Collected data
#####

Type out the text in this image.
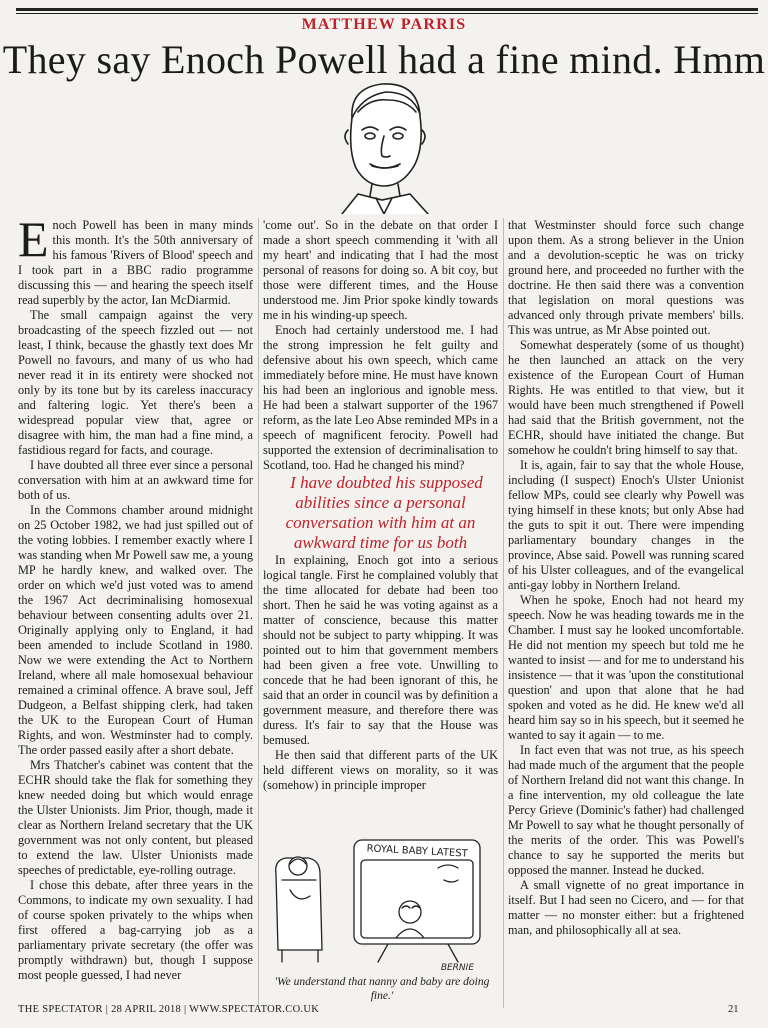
MATTHEW PARRIS
They say Enoch Powell had a fine mind. Hmm

Enoch Powell has been in many minds this month. It's the 50th anniversary of his famous 'Rivers of Blood' speech and I took part in a BBC radio programme discussing this — and hearing the speech itself read superbly by the actor, Ian McDiarmid.

The small campaign against the very broadcasting of the speech fizzled out — not least, I think, because the ghastly text does Mr Powell no favours, and many of us who had never read it in its entirety were shocked not only by its tone but by its careless inaccuracy and faltering logic. Yet there's been a widespread popular view that, agree or disagree with him, the man had a fine mind, a fastidious regard for facts, and courage.

I have doubted all three ever since a personal conversation with him at an awkward time for both of us.

In the Commons chamber around midnight on 25 October 1982, we had just spilled out of the voting lobbies. I remember exactly where I was standing when Mr Powell saw me, a young MP he hardly knew, and walked over. The order on which we'd just voted was to amend the 1967 Act decriminalising homosexual behaviour between consenting adults over 21. Originally applying only to England, it had been amended to include Scotland in 1980. Now we were extending the Act to Northern Ireland, where all male homosexual behaviour remained a criminal offence. A brave soul, Jeff Dudgeon, a Belfast shipping clerk, had taken the UK to the European Court of Human Rights, and won. Westminster had to comply. The order passed easily after a short debate.

Mrs Thatcher's cabinet was content that the ECHR should take the flak for something they knew needed doing but which would enrage the Ulster Unionists. Jim Prior, though, made it clear as Northern Ireland secretary that the UK government was not only content, but pleased to extend the law. Ulster Unionists made speeches of predictable, eye-rolling outrage.

I chose this debate, after three years in the Commons, to indicate my own sexuality. I had of course spoken privately to the whips when first offered a bag-carrying job as a parliamentary private secretary (the offer was promptly withdrawn) but, though I suppose most people guessed, I had never

'come out'. So in the debate on that order I made a short speech commending it 'with all my heart' and indicating that I had the most personal of reasons for doing so. A bit coy, but those were different times, and the House understood me. Jim Prior spoke kindly towards me in his winding-up speech.

Enoch had certainly understood me. I had the strong impression he felt guilty and defensive about his own speech, which came immediately before mine. He must have known his had been an inglorious and ignoble mess. He had been a stalwart supporter of the 1967 reform, as the late Leo Abse reminded MPs in a speech of magnificent ferocity. Powell had supported the extension of decriminalisation to Scotland, too. Had he changed his mind?

I have doubted his supposed abilities since a personal conversation with him at an awkward time for us both

In explaining, Enoch got into a serious logical tangle. First he complained volubly that the time allocated for debate had been too short. Then he said he was voting against as a matter of conscience, because this matter should not be subject to party whipping. It was pointed out to him that government members had been given a free vote. Unwilling to concede that he had been ignorant of this, he said that an order in council was by definition a government measure, and therefore there was duress. It's fair to say that the House was bemused.

He then said that different parts of the UK held different views on morality, so it was (somehow) in principle improper

that Westminster should force such change upon them. As a strong believer in the Union and a devolution-sceptic he was on tricky ground here, and proceeded no further with the doctrine. He then said there was a convention that legislation on moral questions was advanced only through private members' bills. This was untrue, as Mr Abse pointed out.

Somewhat desperately (some of us thought) he then launched an attack on the very existence of the European Court of Human Rights. He was entitled to that view, but it would have been much strengthened if Powell had said that the British government, not the ECHR, should have initiated the change. But somehow he couldn't bring himself to say that.

It is, again, fair to say that the whole House, including (I suspect) Enoch's Ulster Unionist fellow MPs, could see clearly why Powell was tying himself in these knots; but only Abse had the guts to spit it out. There were impending parliamentary boundary changes in the province, Abse said. Powell was running scared of his Ulster colleagues, and of the evangelical anti-gay lobby in Northern Ireland.

When he spoke, Enoch had not heard my speech. Now he was heading towards me in the Chamber. I must say he looked uncomfortable. He did not mention my speech but told me he wanted to insist — and for me to understand his insistence — that it was 'upon the constitutional question' and upon that alone that he had spoken and voted as he did. He knew we'd all heard him say so in his speech, but it seemed he wanted to say it again — to me.

In fact even that was not true, as his speech had made much of the argument that the people of Northern Ireland did not want this change. In a fine intervention, my old colleague the late Percy Grieve (Dominic's father) had challenged Mr Powell to say what he thought personally of the merits of the order. This was Powell's chance to say he supported the merits but opposed the manner. Instead he ducked.

A small vignette of no great importance in itself. But I had seen no Cicero, and — for that matter — no monster either: but a frightened man, and philosophically all at sea.

ROYAL BABY LATEST
BERNIE
'We understand that nanny and baby are doing fine.'
THE SPECTATOR | 28 APRIL 2018 | WWW.SPECTATOR.CO.UK	21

#####

▶ _Exercise goal_:
Count the lines of the material that include the word "since", then state only the total.

▶ _Full solution_:
2